Objective
Find each line containing the string "that" and return it.

************

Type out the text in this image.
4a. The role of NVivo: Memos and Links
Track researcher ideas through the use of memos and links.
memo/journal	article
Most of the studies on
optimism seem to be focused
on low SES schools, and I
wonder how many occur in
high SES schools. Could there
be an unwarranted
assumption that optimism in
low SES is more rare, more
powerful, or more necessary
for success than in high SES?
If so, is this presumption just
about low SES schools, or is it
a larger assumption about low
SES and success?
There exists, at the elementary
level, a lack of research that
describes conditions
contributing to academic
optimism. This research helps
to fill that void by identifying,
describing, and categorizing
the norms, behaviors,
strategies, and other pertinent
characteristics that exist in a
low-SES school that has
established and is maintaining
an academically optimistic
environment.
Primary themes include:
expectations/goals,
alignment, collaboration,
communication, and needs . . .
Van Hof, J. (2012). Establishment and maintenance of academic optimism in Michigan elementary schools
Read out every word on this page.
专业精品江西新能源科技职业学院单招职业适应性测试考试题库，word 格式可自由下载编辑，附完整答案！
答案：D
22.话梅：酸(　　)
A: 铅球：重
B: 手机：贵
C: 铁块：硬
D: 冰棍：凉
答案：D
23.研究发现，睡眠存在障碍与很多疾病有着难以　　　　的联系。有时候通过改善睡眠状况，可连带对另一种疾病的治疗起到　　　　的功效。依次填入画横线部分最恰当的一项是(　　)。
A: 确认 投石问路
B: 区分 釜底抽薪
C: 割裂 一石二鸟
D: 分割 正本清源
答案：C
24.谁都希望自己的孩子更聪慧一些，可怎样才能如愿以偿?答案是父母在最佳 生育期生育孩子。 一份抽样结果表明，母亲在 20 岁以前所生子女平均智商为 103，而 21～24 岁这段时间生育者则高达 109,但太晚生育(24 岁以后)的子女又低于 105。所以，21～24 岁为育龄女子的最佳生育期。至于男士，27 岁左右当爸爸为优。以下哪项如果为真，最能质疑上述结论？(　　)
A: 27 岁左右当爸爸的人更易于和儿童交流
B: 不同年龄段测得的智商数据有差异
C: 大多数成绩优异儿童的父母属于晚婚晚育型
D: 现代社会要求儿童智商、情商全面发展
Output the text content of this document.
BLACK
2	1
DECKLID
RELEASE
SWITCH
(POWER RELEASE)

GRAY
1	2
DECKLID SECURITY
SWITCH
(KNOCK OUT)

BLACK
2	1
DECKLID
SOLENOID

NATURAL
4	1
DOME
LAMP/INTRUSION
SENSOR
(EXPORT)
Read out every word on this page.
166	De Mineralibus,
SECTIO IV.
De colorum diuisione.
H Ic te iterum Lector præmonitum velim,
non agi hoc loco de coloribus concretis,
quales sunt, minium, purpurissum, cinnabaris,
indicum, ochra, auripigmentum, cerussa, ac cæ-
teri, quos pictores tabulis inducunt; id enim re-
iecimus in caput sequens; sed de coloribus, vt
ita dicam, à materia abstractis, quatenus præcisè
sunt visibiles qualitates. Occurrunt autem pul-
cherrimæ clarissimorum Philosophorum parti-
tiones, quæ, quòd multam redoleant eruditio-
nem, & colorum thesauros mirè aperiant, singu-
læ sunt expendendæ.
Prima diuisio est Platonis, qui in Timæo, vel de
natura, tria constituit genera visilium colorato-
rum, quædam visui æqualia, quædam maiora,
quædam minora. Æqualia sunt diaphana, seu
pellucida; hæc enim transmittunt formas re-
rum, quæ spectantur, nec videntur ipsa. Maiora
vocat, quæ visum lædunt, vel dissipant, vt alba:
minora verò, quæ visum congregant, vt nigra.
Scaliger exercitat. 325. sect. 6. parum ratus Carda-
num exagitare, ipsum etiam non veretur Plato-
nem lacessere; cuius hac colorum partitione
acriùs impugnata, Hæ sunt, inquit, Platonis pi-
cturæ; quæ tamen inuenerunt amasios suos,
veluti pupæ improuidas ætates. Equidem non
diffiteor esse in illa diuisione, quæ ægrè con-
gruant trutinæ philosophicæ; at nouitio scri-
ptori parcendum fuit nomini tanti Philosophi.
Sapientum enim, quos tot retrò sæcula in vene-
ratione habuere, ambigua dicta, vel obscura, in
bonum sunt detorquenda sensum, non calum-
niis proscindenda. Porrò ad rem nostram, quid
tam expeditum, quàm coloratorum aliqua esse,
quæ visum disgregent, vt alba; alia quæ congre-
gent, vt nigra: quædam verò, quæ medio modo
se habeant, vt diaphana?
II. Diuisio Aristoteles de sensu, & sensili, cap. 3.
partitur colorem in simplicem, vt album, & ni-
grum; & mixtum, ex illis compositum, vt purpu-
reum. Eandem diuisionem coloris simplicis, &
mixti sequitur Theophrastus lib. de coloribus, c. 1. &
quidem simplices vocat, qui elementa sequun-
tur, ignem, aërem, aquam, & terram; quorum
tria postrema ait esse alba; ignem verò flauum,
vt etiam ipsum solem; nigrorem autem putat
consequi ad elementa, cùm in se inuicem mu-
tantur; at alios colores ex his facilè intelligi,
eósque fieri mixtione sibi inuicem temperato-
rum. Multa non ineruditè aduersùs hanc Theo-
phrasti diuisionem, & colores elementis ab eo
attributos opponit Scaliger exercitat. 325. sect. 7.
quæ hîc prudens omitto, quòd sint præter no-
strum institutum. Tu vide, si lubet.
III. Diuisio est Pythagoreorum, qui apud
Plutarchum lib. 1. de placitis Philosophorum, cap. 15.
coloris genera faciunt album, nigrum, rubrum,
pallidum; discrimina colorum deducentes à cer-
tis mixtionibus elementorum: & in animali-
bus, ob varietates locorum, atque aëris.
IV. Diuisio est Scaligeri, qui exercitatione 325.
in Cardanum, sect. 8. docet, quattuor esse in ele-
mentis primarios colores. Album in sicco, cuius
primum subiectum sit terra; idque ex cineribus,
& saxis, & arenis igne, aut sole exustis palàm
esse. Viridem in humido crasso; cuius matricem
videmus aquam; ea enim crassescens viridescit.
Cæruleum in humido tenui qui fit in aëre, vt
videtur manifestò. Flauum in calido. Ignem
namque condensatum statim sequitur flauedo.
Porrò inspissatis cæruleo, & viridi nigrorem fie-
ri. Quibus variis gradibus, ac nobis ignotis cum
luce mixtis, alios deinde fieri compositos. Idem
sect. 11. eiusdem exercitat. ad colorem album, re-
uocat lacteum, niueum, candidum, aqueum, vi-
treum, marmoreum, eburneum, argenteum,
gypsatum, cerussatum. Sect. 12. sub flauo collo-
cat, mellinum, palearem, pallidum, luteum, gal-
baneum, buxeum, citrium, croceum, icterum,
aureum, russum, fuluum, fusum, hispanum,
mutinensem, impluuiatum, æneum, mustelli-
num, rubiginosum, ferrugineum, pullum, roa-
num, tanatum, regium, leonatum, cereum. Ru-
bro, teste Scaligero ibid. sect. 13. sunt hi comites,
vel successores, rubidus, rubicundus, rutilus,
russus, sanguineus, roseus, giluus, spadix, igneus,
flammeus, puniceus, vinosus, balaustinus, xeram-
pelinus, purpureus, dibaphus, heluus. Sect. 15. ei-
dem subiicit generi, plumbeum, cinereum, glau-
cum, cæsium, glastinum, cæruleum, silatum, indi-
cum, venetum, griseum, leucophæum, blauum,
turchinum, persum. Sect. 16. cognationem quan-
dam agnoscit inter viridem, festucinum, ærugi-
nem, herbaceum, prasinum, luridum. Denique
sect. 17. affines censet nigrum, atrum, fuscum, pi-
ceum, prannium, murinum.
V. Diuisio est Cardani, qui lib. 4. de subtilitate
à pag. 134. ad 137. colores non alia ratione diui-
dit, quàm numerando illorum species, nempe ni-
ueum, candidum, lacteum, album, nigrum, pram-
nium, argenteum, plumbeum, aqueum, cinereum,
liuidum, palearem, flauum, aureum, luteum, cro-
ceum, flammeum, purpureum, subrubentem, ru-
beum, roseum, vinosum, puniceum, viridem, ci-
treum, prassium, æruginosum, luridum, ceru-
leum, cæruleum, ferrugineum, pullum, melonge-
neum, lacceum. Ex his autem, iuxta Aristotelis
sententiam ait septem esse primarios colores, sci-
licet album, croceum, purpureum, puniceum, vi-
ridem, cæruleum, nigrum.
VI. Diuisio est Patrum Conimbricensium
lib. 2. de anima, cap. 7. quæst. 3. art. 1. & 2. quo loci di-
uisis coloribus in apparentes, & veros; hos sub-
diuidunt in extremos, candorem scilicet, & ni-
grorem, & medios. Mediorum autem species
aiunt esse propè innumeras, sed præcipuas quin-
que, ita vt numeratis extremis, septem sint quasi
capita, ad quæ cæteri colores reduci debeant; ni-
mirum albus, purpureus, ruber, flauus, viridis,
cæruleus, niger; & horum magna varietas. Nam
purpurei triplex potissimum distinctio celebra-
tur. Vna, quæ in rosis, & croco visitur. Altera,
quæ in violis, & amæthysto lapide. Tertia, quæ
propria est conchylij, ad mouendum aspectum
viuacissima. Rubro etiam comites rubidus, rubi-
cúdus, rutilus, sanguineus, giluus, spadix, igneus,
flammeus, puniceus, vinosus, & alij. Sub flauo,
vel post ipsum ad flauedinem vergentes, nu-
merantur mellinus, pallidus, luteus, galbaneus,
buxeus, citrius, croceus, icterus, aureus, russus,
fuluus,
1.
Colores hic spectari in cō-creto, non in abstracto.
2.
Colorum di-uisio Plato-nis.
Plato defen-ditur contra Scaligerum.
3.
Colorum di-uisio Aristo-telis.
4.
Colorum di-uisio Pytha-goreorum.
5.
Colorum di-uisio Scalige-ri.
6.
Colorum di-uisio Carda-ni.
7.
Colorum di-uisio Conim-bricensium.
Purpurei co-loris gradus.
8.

************

Final result
assumption that optimism in
level, a lack of research that
to fill that void by identifying,
characteristics that exist in a
low-SES school that has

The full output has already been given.